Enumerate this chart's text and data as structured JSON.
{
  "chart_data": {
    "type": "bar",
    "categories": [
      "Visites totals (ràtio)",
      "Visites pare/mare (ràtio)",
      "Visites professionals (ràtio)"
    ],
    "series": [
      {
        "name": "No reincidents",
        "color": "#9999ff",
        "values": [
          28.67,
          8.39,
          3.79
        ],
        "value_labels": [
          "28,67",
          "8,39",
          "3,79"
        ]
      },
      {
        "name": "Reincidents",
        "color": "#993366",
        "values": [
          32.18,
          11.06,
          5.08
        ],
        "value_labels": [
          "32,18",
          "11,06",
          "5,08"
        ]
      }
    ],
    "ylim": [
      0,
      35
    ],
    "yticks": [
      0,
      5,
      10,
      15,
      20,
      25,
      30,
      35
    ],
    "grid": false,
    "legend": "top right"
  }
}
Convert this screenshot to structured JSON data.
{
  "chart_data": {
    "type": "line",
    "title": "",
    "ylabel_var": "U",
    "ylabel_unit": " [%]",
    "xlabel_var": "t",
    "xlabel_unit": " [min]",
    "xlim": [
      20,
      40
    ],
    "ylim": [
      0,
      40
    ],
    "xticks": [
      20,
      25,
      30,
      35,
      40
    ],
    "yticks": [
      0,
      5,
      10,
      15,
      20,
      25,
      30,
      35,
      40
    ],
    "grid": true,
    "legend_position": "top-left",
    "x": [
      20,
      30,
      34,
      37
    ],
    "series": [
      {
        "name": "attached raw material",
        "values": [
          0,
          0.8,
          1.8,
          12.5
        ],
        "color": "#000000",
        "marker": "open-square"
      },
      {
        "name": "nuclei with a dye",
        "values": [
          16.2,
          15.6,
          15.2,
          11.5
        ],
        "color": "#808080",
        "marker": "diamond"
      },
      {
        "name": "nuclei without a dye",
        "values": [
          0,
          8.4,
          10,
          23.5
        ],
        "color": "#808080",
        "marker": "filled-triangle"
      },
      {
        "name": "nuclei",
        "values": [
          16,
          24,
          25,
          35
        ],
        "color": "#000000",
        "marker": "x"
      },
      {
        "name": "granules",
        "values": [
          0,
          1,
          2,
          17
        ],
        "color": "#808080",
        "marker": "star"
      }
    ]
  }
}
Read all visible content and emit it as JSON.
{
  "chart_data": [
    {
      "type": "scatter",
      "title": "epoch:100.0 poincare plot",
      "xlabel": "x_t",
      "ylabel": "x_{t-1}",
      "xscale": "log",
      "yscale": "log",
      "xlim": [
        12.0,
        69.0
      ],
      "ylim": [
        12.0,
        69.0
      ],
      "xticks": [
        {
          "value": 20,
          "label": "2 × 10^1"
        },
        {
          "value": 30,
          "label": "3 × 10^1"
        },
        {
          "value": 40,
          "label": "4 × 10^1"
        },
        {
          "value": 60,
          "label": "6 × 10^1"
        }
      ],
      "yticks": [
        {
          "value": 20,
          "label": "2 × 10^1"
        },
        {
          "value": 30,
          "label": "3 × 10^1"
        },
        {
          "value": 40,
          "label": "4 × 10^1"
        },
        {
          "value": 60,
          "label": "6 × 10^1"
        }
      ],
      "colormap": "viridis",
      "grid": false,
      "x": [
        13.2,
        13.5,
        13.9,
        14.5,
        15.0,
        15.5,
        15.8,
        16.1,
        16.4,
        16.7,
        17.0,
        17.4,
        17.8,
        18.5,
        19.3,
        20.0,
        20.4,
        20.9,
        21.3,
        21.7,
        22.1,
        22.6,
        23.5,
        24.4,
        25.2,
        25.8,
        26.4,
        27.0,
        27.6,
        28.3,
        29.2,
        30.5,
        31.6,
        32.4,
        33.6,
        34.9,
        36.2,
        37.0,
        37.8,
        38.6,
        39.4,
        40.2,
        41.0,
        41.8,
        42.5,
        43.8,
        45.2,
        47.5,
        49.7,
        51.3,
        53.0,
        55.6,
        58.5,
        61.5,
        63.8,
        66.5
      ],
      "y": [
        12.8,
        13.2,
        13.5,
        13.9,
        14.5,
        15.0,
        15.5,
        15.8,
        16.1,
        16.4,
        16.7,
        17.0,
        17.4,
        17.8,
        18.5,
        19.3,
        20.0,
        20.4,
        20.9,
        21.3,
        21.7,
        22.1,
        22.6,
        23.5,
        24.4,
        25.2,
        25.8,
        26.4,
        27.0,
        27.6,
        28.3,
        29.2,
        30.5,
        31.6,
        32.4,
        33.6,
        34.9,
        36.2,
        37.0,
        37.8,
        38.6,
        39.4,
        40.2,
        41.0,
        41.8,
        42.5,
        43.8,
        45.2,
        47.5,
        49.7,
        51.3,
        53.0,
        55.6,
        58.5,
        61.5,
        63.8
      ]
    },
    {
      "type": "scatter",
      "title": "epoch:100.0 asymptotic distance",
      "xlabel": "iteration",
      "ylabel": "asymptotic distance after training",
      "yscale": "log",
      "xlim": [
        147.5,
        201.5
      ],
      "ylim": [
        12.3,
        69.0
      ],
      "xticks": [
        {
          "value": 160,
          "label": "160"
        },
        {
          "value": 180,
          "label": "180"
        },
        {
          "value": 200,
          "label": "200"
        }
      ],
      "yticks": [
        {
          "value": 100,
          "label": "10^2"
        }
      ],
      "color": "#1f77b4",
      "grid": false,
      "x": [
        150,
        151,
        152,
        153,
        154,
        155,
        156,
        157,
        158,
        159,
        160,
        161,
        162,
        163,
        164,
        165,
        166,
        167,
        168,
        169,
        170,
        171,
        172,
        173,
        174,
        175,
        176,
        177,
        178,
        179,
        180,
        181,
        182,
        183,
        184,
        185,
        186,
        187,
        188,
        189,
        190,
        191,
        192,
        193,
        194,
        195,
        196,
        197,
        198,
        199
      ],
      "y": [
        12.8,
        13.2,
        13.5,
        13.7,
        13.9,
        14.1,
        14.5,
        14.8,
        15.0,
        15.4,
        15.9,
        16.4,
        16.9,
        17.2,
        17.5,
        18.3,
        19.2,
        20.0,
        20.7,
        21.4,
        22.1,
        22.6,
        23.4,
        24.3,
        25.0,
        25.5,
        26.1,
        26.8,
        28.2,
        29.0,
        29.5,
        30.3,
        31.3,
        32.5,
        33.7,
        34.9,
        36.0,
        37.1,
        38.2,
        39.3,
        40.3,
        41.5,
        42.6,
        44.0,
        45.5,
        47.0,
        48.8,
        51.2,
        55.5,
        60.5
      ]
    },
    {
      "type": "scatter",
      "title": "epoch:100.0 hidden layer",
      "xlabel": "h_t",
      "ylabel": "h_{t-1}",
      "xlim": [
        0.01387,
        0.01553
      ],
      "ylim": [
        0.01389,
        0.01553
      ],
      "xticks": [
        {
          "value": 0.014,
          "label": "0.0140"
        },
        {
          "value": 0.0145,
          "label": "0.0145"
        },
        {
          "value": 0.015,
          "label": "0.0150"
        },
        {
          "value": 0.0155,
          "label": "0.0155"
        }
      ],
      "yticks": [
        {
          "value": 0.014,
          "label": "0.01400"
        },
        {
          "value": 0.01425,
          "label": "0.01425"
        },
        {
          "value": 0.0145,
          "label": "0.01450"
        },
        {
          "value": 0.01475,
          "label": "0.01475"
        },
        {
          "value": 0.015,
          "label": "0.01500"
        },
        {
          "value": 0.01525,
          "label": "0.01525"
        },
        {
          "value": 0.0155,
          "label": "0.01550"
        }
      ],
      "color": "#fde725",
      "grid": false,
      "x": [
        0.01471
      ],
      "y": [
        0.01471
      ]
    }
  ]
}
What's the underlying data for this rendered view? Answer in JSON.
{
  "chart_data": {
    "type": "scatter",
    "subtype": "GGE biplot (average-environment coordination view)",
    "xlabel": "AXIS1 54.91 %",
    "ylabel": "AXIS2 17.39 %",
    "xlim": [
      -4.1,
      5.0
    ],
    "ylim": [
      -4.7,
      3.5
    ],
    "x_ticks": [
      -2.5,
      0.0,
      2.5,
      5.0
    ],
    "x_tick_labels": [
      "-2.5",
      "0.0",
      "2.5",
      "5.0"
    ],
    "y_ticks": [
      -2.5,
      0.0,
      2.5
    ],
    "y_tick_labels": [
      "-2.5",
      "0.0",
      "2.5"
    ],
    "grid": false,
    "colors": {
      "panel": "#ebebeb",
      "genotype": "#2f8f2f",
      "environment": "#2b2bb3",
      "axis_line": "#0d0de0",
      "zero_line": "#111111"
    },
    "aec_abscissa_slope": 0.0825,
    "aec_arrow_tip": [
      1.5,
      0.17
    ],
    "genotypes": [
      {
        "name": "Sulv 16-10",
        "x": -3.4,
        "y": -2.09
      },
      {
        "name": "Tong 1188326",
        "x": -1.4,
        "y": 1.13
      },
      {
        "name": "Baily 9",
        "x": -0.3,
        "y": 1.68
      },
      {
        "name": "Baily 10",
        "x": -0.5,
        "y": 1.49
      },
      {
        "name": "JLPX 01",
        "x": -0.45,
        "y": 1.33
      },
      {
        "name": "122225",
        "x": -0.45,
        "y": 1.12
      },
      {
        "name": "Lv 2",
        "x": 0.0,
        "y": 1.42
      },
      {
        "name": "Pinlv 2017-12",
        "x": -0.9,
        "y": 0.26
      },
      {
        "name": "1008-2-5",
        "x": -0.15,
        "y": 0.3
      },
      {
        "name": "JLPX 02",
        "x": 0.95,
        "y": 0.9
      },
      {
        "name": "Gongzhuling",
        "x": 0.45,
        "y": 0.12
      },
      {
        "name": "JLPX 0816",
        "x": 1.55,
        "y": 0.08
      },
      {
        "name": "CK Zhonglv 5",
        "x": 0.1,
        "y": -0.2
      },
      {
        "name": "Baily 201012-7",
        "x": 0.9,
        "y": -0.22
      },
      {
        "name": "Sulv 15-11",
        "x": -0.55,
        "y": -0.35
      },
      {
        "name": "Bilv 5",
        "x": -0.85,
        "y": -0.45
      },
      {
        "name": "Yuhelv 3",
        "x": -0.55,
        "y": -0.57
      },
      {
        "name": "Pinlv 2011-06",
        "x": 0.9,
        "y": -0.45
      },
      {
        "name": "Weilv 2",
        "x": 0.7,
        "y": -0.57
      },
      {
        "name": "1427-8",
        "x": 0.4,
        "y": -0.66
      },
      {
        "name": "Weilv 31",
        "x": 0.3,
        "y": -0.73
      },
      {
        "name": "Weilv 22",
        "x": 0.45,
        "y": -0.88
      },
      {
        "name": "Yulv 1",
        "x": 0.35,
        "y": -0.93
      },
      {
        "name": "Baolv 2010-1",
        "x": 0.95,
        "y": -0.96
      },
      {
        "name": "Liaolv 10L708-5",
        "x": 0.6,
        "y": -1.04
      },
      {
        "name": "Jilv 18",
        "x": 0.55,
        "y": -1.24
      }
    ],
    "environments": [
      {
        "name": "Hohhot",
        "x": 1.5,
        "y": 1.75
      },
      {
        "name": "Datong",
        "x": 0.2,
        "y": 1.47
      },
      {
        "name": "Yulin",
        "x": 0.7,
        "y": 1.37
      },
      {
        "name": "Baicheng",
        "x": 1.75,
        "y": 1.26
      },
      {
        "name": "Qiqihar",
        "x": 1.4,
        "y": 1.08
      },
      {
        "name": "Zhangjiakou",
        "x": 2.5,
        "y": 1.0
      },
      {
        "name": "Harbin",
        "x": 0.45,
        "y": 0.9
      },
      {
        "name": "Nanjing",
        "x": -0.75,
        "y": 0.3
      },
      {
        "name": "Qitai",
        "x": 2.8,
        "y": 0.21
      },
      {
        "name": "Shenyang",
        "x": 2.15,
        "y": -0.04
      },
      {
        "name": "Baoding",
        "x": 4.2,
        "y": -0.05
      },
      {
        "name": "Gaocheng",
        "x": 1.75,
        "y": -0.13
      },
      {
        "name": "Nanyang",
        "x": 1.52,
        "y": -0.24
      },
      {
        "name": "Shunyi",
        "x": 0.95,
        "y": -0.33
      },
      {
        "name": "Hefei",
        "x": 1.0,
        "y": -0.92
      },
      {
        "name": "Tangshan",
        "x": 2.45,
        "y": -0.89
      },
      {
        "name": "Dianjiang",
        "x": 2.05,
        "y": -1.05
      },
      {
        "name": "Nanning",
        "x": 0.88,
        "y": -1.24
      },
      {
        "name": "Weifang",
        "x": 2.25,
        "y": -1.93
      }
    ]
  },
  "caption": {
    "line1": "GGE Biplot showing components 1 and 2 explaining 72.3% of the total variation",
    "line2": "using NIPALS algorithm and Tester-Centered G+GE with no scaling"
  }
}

____________________

> Requirements:
Pick out the lines containing the string "this" and show them.

> Exercise output:
Enumerate this chart's text and data as structured JSON.
Convert this screenshot to structured JSON data.
What's the underlying data for this rendered view? Answer in JSON.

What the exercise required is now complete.